Material for this exercise
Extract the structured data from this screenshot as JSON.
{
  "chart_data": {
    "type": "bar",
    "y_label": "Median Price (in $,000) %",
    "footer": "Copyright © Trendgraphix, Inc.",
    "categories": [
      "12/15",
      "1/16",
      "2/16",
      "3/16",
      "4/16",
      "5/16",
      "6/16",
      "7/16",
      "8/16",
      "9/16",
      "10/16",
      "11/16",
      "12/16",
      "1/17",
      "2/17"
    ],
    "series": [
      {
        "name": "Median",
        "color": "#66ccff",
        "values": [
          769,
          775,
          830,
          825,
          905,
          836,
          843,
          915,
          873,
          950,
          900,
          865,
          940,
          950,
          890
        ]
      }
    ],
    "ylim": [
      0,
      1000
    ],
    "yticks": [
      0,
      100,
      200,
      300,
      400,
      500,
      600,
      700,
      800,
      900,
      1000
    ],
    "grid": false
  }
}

Exercise description
Check each line of the records for the word "Median" and extract those that contain it.

Problem solution
    "y_label": "Median Price (in $,000) %",
        "name": "Median",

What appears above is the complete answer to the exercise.